STATED EXERCISE → In the discussion of hydrogen as a car fuel below, by what percentage does LPG increase consumption over regular petrol?

SELECTED EXCERPT →
%%

A plastic bucket of gas contains more hydrogen than a bucket of liquid hydrogen, and if you put a lid on it the gas will happily stay in the bucket, whereas for the hydrogen you need a pressurized corrosive-resistant container.

Hydrogen is not the future, because it's incredibly difficult to handle, we don't have the infrastructure for it (unlike gas and electricity), and the energy density of hydrogen is really bad compared to gas and batteries.

The engine is a part of the puzzle, but infrastructure is a much larger piece that has to be solved in a reasonable way.


Actually - Hydrogen storage isn't that much of a step above the precautions already needed for LPG; which is now incredibly popular in developing countries. Shanghai, if I remember correctly, made it illegal in 2000 or 2001 to sell petrol scooters in the city - they all run on LPG.

Regarding energy density - definitely agree, my own research showed me a 2 fold increase in consumption compared to LPG, which in turn increases consumption by 15% over regular petrol (note that these were estimates based on my data).

The lab had a "Hydrogen maker" - obviously it ran off electricity and in about 6 hours provided roughly 500 milliliters of compressed hydrogen (kept at 350 bar if I remember correctly) literally from air.

My concept was to be able to have a clean water tank (pure H2O) and electrolysis providing the Hydrogen to run the engine, and continue on in a closed loop; literally a car running on water. Obviously energy transfer, efficiencies etc make this almost impossible - but one can dream.


> literally a car running on water.

No, your car would run on electricity.

But why would you want a car that takes electricity and charges up an internal hydrogen fuel tank, then uses that to fuel a combustion engine, when you might as well have an electric car where you fill up the battery, then use that to power an electric engine.

The fundamentals of a car don't change. You need to store energy in the car somehow, and you need to convert that energy into movement somehow.

The benefits of a regular car is that the "store energy in car" part is very easy. You just fill it up at the gas station. The benefits of an electric car is that "convert to movement" is very easy, because electrical engines are very simple.

%%

DATA BLOCK →
%%

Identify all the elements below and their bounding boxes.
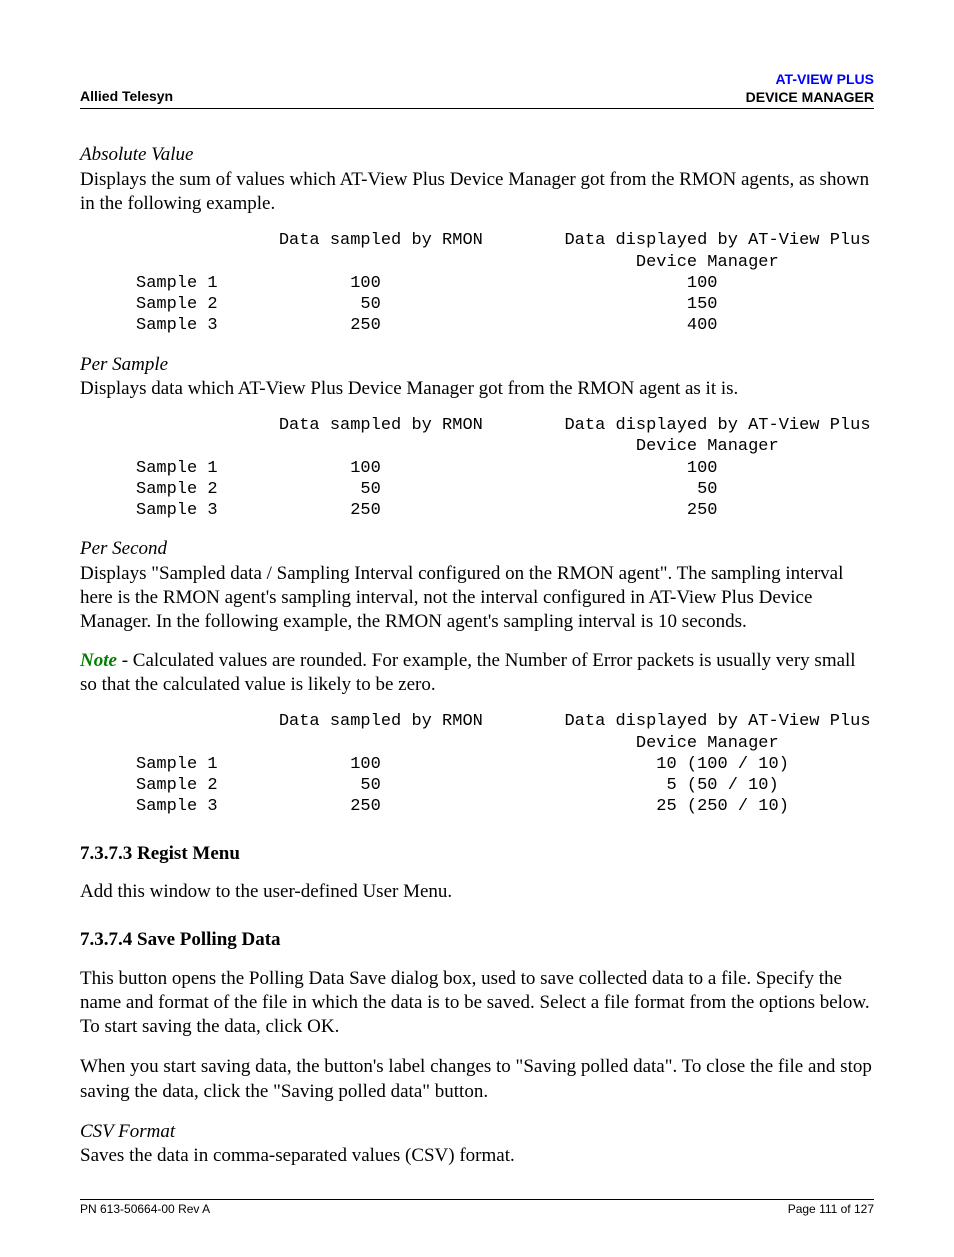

%%

SOLUTION → 15%